WORK REQUEST ▸
In the copy, include every record below exactly as it appears, but no pictures.

Records contained in a dataset ▸
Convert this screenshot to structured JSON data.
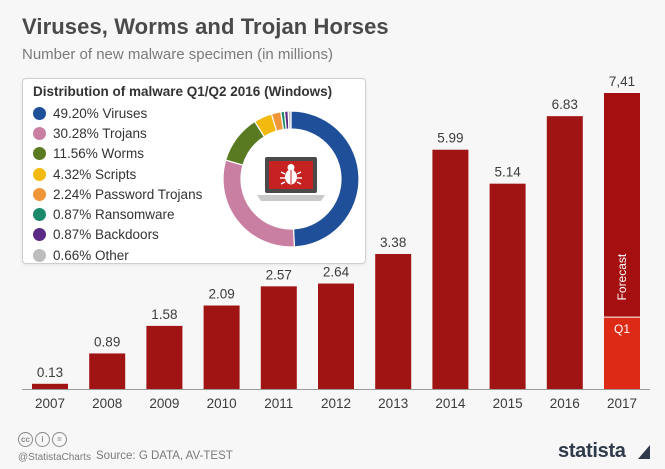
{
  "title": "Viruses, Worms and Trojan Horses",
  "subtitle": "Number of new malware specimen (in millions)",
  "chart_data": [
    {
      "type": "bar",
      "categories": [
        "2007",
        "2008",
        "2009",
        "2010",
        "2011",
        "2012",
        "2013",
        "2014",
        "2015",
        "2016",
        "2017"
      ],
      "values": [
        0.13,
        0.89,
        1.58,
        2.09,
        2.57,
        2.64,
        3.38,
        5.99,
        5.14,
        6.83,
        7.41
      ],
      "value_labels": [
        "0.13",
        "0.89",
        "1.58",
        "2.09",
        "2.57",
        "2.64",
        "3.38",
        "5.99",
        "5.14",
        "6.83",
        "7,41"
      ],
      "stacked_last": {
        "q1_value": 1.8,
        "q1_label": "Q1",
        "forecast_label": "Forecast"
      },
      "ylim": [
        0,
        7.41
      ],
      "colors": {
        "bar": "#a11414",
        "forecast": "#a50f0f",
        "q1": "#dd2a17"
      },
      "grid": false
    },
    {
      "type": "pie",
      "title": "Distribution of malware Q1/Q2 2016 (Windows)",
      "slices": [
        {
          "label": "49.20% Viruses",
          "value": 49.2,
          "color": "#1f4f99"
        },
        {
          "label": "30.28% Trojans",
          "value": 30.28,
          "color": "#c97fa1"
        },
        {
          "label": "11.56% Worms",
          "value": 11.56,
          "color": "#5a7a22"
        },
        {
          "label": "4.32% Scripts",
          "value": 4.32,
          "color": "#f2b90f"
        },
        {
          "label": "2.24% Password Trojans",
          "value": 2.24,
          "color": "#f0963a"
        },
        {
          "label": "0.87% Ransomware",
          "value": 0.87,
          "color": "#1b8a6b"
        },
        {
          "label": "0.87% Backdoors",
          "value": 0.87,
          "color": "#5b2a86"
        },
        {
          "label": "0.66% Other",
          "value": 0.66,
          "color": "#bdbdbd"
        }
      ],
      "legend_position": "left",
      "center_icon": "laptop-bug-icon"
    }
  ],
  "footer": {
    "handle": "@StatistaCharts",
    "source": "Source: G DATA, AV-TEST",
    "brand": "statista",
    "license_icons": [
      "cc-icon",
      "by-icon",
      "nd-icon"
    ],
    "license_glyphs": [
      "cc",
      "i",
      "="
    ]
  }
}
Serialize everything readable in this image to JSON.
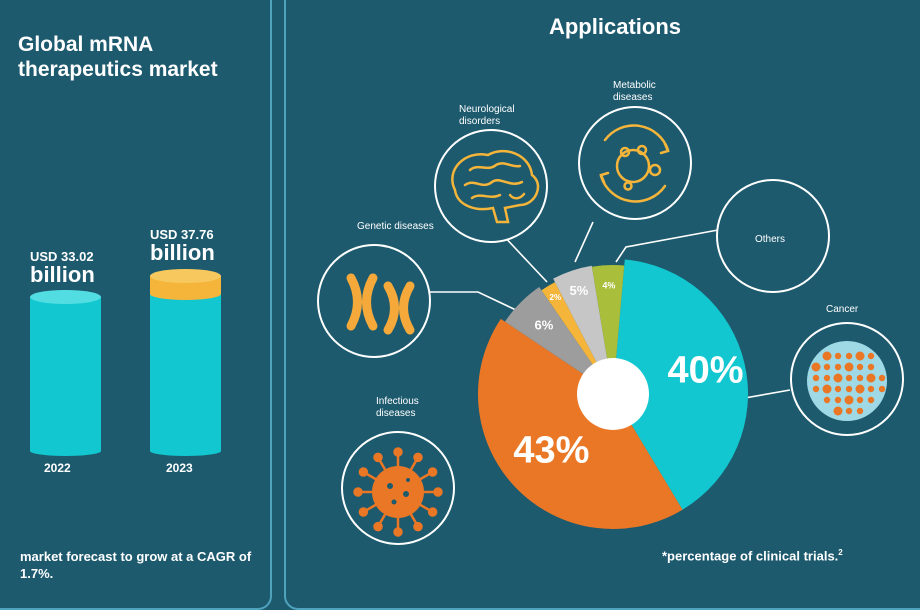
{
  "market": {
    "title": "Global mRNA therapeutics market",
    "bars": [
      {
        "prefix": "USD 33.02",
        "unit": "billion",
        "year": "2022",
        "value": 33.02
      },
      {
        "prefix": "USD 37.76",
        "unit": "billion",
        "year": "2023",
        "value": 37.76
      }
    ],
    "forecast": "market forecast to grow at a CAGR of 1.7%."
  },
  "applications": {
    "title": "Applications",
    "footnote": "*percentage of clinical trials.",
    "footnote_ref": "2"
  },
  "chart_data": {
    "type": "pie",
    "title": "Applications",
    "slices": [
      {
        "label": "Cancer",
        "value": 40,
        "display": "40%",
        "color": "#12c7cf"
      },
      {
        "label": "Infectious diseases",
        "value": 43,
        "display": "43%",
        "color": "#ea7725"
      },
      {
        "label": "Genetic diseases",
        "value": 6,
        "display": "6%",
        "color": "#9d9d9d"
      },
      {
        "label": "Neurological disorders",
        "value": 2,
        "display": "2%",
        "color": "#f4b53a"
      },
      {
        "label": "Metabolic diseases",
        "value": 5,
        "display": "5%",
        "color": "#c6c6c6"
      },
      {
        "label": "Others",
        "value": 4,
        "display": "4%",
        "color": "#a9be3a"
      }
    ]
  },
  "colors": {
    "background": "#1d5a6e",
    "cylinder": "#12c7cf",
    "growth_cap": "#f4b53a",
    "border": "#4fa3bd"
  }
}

RESPONSE FOR THIS EXERCISE ▸
Convert this screenshot to structured JSON data.
{
  "title": "Viruses, Worms and Trojan Horses",
  "subtitle": "Number of new malware specimen (in millions)",
  "chart_data": [
    {
      "type": "bar",
      "categories": [
        "2007",
        "2008",
        "2009",
        "2010",
        "2011",
        "2012",
        "2013",
        "2014",
        "2015",
        "2016",
        "2017"
      ],
      "values": [
        0.13,
        0.89,
        1.58,
        2.09,
        2.57,
        2.64,
        3.38,
        5.99,
        5.14,
        6.83,
        7.41
      ],
      "value_labels": [
        "0.13",
        "0.89",
        "1.58",
        "2.09",
        "2.57",
        "2.64",
        "3.38",
        "5.99",
        "5.14",
        "6.83",
        "7,41"
      ],
      "stacked_last": {
        "q1_value": 1.8,
        "q1_label": "Q1",
        "forecast_label": "Forecast"
      },
      "ylim": [
        0,
        7.41
      ],
      "colors": {
        "bar": "#a11414",
        "forecast": "#a50f0f",
        "q1": "#dd2a17"
      },
      "grid": false
    },
    {
      "type": "pie",
      "title": "Distribution of malware Q1/Q2 2016 (Windows)",
      "slices": [
        {
          "label": "49.20% Viruses",
          "value": 49.2,
          "color": "#1f4f99"
        },
        {
          "label": "30.28% Trojans",
          "value": 30.28,
          "color": "#c97fa1"
        },
        {
          "label": "11.56% Worms",
          "value": 11.56,
          "color": "#5a7a22"
        },
        {
          "label": "4.32% Scripts",
          "value": 4.32,
          "color": "#f2b90f"
        },
        {
          "label": "2.24% Password Trojans",
          "value": 2.24,
          "color": "#f0963a"
        },
        {
          "label": "0.87% Ransomware",
          "value": 0.87,
          "color": "#1b8a6b"
        },
        {
          "label": "0.87% Backdoors",
          "value": 0.87,
          "color": "#5b2a86"
        },
        {
          "label": "0.66% Other",
          "value": 0.66,
          "color": "#bdbdbd"
        }
      ],
      "legend_position": "left",
      "center_icon": "laptop-bug-icon"
    }
  ],
  "footer": {
    "handle": "@StatistaCharts",
    "source": "Source: G DATA, AV-TEST",
    "brand": "statista",
    "license_icons": [
      "cc-icon",
      "by-icon",
      "nd-icon"
    ],
    "license_glyphs": [
      "cc",
      "i",
      "="
    ]
  }
}
Serialize everything readable in this image to JSON.
{
  "market": {
    "title": "Global mRNA therapeutics market",
    "bars": [
      {
        "prefix": "USD 33.02",
        "unit": "billion",
        "year": "2022",
        "value": 33.02
      },
      {
        "prefix": "USD 37.76",
        "unit": "billion",
        "year": "2023",
        "value": 37.76
      }
    ],
    "forecast": "market forecast to grow at a CAGR of 1.7%."
  },
  "applications": {
    "title": "Applications",
    "footnote": "*percentage of clinical trials.",
    "footnote_ref": "2"
  },
  "chart_data": {
    "type": "pie",
    "title": "Applications",
    "slices": [
      {
        "label": "Cancer",
        "value": 40,
        "display": "40%",
        "color": "#12c7cf"
      },
      {
        "label": "Infectious diseases",
        "value": 43,
        "display": "43%",
        "color": "#ea7725"
      },
      {
        "label": "Genetic diseases",
        "value": 6,
        "display": "6%",
        "color": "#9d9d9d"
      },
      {
        "label": "Neurological disorders",
        "value": 2,
        "display": "2%",
        "color": "#f4b53a"
      },
      {
        "label": "Metabolic diseases",
        "value": 5,
        "display": "5%",
        "color": "#c6c6c6"
      },
      {
        "label": "Others",
        "value": 4,
        "display": "4%",
        "color": "#a9be3a"
      }
    ]
  },
  "colors": {
    "background": "#1d5a6e",
    "cylinder": "#12c7cf",
    "growth_cap": "#f4b53a",
    "border": "#4fa3bd"
  }
}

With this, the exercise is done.